- **DOCUMENT EXTRACT**

=====

Not that any of you probably care but everyone like bike pix. Here is a couple of years old shot of my daily ride. I'll be taking the parts off of it for the C40. Changes beyond what you see are Eurus wheels over the Zonda and Deda Alanera integrated bar/stem along with a few more red bits and pieces.


----------



## rplace13 (Apr 27, 2011)

Hey one more quick C40 question. I have heard/read not so great things about the seatpost clamp. What dia. is it? I might order a blue or orange one if I can find one. If not perhaps a Campy. Anyone have any suggestions on anything specific?


----------



## Salsa_Lover (Jul 6, 2008)

we are all happy with your buy rplace13

but please stop posting those ugly frames in this forum kthkx


----------



## rplace13 (Apr 27, 2011)

I just makes you appreciate your/my colnago that much more.:blush2: Hey at least the parts are Italian


----------



## FrenchNago (Jan 1, 2011)

*Garage*

Hey Salsa forget about the bike he wanted to brag about his garage door backdrop, soon to be coverde with a LX10 2002~3 C40...................

=====

- **RECORDED DATA**
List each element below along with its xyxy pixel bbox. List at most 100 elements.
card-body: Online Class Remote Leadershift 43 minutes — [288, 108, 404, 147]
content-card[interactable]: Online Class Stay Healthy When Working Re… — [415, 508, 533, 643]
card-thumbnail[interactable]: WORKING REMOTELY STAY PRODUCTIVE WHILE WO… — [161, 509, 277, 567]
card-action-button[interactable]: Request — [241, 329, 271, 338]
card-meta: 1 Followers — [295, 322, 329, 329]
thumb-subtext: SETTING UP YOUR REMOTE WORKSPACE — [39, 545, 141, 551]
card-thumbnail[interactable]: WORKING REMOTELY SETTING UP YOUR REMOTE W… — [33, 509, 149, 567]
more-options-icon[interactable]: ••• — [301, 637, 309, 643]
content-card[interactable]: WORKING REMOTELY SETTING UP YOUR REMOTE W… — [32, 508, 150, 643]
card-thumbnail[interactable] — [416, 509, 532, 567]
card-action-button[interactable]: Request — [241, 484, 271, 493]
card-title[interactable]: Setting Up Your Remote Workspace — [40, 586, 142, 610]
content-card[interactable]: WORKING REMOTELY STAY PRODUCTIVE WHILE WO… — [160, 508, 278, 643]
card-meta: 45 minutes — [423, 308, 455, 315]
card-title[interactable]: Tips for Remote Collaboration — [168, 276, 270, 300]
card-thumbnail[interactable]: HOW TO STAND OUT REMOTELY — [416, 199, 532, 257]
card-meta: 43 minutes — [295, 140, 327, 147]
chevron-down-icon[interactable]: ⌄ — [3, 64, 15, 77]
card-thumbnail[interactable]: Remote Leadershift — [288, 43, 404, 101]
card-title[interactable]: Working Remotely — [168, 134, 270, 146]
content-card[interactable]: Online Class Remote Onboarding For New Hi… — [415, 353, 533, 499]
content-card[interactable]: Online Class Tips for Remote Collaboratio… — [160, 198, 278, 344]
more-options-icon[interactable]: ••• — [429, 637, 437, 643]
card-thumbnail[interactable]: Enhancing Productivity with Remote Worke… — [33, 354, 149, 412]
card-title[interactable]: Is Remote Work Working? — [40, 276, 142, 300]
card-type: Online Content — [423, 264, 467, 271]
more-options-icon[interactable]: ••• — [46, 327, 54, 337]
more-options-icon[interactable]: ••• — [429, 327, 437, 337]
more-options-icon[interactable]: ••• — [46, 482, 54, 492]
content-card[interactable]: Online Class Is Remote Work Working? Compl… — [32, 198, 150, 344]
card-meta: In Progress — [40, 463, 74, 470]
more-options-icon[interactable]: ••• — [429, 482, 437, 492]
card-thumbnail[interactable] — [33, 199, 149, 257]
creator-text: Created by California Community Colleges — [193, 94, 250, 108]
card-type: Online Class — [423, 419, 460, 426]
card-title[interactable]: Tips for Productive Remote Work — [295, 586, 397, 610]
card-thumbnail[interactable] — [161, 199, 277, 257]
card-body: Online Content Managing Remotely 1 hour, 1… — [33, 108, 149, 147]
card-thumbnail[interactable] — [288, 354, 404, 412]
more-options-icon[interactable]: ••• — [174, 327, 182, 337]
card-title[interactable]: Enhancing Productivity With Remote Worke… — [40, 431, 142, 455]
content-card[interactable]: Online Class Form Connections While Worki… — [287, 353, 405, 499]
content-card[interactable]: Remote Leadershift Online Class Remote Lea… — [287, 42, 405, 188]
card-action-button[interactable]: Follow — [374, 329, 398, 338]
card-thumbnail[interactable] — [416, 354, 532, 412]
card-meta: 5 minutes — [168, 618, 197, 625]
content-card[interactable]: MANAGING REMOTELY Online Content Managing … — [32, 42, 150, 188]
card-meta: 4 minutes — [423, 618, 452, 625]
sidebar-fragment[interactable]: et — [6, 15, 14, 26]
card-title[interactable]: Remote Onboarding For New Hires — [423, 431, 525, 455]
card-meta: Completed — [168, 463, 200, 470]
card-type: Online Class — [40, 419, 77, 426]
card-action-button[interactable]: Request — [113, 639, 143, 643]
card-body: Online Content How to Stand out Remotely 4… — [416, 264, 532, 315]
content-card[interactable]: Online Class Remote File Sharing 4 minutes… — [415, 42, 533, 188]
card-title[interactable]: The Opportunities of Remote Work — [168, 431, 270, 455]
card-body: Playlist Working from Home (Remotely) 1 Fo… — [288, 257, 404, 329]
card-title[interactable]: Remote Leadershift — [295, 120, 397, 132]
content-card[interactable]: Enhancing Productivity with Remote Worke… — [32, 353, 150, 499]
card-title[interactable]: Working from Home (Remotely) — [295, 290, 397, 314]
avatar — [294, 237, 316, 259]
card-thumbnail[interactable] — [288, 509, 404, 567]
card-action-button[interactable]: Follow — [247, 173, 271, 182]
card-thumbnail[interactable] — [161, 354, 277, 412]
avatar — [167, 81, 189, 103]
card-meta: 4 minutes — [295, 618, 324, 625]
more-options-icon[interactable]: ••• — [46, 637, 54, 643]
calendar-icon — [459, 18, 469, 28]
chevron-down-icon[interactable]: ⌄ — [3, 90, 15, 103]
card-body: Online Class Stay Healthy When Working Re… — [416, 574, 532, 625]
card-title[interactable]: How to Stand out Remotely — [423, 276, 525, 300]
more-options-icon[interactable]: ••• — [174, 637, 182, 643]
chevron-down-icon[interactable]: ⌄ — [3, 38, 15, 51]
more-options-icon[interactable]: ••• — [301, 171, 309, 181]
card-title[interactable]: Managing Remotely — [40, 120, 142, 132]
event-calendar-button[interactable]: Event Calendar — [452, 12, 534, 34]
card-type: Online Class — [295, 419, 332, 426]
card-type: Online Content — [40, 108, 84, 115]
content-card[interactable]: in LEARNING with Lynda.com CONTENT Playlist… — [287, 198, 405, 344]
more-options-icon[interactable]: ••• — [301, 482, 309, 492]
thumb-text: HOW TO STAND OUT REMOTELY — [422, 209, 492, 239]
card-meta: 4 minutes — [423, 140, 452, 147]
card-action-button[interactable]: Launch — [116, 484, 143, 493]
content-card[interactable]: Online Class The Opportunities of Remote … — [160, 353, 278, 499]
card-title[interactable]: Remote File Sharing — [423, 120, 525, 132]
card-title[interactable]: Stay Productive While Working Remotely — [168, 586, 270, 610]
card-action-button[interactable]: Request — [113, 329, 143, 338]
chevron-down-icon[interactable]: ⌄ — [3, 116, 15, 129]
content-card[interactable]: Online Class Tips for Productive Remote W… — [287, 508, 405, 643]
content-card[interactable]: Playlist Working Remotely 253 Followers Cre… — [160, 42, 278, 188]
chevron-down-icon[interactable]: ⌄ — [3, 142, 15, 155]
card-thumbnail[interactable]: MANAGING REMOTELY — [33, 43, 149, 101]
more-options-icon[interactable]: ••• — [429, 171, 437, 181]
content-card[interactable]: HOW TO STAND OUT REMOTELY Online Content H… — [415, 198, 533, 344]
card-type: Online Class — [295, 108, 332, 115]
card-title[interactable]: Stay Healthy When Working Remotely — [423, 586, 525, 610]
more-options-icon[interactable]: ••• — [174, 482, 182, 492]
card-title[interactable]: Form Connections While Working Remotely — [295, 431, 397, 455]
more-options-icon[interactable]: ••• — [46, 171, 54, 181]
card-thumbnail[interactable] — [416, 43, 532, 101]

=====

Decide whether each statement below agrees with the forum thread, and answer yes or no, quoting the words from the thread that settle it.
(a) The first post says the parts on the daily ride will be moved onto the C40.
(b) The first post describes its shot of the daily ride as recent.
(c) rplace13 already knows the diameter of the C40 seatpost clamp.

(a) Yes: "I'll be taking the parts off of it for the C40."
(b) No: "Here is a couple of years old shot of my daily ride."
(c) No: "What dia. is it?"